## CONSEGNA A
Nell'articolo sull'ipotesi Fentanyl, chi è l'assessore alla Sanità che non ha risposto all'interrogazione?
## CONSEGNA B
Indica se ciascuna affermazione concorda con l'articolo sull'ipotesi Fentanyl, rispondendo sì o no e citando le parole decisive del testo: (i) l'interrogazione è stata discussa in Consiglio regionale a seduta secretata; (ii) il Fentanyl appartiene alla categoria degli antibiotici; (iii) i fatti sarebbero accaduti nella prima settimana di dicembre 2025.
## CONSEGNA C
Prosegui per favore l'articolo sull'ipotesi Fentanyl a partire dall'ultima frase riportata.

## TESTO DA LEGGERE

»»

Ipotesi Fentanyl utilizzato da un medico, «presenterò un esposto in Procura»
Il consigliere della Lega Vallée d'Aoste Andrea Manfrin
ATTUALITA', Politica, Sanità
di Cinzia Timpano  
il 29/01/2026

Ipotesi Fentanyl utilizzato da un medico, «presenterò un esposto in Procura»

Lo annuncia il consigliere della Lega Andrea Manfrin dopo la discussione (secretata) in Consiglio regionale della sua interrogazione

Ipotesi Fentanyl utilizzato da un medico, «presenterò un esposto in Procura».

«Non è un purtroppo un chiacchiericcio, se nessuno vuole rispondere su un fatto che reputo gravissimo, mi rivolgerò ad altre sedi perchè la verità emerga».

Il consigliere della Lega Vallée d’Aoste Andrea Manfrin annuncia un esposto dopo che in Consiglio regionale, a seduta secretata, l’assessore alla Sanità Carlo Marzi non ha risposto all’interrogazione che chiedeva informazioni sul presunto utilizzo, da parte di un medico, di Fentanyl, un farmaco che appartiene alla categoria degli oppioidi.

I fatti accaduti a dicembre 2025

Manfrin è certo dei fatti, accaduti indicativamente nell’ultima settimana di dicembre 2025.

««

## DATI ESTRATTI

»»

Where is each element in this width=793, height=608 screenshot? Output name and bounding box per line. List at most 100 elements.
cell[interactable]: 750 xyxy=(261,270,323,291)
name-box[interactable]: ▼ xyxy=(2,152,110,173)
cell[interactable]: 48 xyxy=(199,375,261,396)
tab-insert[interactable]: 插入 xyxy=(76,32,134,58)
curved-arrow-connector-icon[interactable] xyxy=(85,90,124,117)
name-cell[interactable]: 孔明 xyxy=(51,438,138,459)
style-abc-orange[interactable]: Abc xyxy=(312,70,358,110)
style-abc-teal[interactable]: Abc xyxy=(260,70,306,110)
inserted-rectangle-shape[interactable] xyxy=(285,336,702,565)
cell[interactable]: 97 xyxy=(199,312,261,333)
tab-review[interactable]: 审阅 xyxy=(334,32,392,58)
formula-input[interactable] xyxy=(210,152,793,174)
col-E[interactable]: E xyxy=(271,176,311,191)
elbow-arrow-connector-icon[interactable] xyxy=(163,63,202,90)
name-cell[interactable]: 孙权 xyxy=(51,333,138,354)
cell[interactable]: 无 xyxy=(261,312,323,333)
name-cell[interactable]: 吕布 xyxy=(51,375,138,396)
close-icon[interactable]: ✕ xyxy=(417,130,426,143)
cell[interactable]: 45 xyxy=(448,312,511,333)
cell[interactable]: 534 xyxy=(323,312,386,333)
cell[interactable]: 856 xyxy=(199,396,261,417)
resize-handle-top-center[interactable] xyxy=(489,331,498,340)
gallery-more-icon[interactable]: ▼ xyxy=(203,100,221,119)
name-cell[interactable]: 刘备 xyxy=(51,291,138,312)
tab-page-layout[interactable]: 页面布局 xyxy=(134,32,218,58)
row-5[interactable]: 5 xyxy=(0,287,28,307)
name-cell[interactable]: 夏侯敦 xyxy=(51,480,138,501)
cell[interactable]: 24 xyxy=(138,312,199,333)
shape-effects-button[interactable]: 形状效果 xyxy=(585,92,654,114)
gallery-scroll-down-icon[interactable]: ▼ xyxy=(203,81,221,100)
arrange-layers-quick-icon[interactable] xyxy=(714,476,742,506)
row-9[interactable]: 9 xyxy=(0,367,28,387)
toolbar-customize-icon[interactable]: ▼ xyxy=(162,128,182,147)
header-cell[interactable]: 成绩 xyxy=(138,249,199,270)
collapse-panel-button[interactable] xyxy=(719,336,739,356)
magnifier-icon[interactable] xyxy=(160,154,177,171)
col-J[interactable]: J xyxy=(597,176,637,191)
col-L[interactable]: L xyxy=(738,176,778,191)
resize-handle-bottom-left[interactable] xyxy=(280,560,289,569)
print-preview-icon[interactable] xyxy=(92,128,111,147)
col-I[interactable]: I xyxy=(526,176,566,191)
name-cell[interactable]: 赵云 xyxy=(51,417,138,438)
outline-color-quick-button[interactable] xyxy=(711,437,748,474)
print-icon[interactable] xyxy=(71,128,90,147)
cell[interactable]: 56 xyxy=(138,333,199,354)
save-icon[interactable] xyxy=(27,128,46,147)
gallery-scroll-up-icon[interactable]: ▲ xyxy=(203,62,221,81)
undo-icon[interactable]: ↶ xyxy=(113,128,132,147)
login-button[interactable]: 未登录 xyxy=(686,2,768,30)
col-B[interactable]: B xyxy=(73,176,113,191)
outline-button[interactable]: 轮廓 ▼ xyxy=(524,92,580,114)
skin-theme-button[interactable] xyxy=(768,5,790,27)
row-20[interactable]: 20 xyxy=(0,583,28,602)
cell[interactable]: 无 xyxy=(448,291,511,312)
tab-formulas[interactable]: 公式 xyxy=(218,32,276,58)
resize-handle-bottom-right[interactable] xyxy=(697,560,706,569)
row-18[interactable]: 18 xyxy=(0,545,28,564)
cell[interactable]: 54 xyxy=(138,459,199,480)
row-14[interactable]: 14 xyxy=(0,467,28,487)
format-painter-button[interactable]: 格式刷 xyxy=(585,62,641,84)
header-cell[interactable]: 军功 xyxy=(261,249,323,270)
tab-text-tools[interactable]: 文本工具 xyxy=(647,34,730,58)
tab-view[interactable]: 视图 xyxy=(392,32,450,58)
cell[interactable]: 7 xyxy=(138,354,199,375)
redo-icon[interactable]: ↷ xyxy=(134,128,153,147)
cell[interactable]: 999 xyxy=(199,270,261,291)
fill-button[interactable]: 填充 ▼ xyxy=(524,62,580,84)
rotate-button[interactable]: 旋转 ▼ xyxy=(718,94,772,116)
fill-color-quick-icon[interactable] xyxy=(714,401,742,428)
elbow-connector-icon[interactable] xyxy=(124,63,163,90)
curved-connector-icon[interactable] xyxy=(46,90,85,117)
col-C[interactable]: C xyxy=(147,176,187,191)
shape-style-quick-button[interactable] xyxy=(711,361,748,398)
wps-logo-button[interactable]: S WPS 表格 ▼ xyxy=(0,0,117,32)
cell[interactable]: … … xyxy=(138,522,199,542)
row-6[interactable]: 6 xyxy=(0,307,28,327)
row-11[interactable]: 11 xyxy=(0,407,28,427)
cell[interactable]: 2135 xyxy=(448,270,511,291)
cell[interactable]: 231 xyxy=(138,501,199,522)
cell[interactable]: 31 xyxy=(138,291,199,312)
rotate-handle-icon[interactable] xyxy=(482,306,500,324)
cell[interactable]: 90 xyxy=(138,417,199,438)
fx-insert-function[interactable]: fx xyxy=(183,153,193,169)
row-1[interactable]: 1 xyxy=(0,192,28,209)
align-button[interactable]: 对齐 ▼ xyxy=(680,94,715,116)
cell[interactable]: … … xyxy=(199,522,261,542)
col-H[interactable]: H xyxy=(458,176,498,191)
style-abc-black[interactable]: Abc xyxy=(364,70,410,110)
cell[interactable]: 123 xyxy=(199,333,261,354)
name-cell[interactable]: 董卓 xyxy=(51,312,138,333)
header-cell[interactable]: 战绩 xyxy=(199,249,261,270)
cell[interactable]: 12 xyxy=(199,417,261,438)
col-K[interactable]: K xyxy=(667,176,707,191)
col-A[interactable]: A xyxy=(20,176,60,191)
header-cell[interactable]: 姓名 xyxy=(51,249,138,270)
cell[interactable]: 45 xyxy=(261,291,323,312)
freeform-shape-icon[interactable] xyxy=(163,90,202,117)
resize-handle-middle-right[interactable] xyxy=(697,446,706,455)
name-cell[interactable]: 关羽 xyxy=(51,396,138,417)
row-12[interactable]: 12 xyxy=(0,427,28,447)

««

## SPAZIO RISPOSTA A
Carlo Marzi.

## SPAZIO RISPOSTA B
(i) Sì: «a seduta secretata».
(ii) No: «un farmaco che appartiene alla categoria degli oppioidi».
(iii) No: «indicativamente nell’ultima settimana di dicembre 2025».

## SPAZIO RISPOSTA C
Non è chiaro se i fatti denunciati dal consigliere siano avvenuti ad Aosta o a Donnas.

Tre diverse persone che lavorano nella sanità valdostana hanno confermato al consigliere l’assunzione di Fentanyl da parte di un medico gettonista del 118 che avrebbe poi accusato un malore.

«Il professionista sarebbe svenuto due volte durante il turno di lavoro – spiega Manfrin -; e a quanto pare, gli stick di Fentanyl sono stati sottratti indebitamente dalla disponibilità ospedaliera.
Un fatto gravissimo. E se il medico si fosse sentito male mentre era impegnato nel soccorso di un paziente?» si chiede il consigliere leghista.

Professionista già allontanato?

La notizia, secondo il consigliere della Lega, è circolata in modo rapido nell’ambiente sanitario; addirittura pare che il gettonista sia stato allontanato.

«Eppure l’assessore mi ha risposto di non saperne nulla e che l’azienda Usl non gli ha riferito nulla – spiega Manfrin -. L’interrogazione è depositata da due settimane, direi che il tempo di informarsi c’era tutto».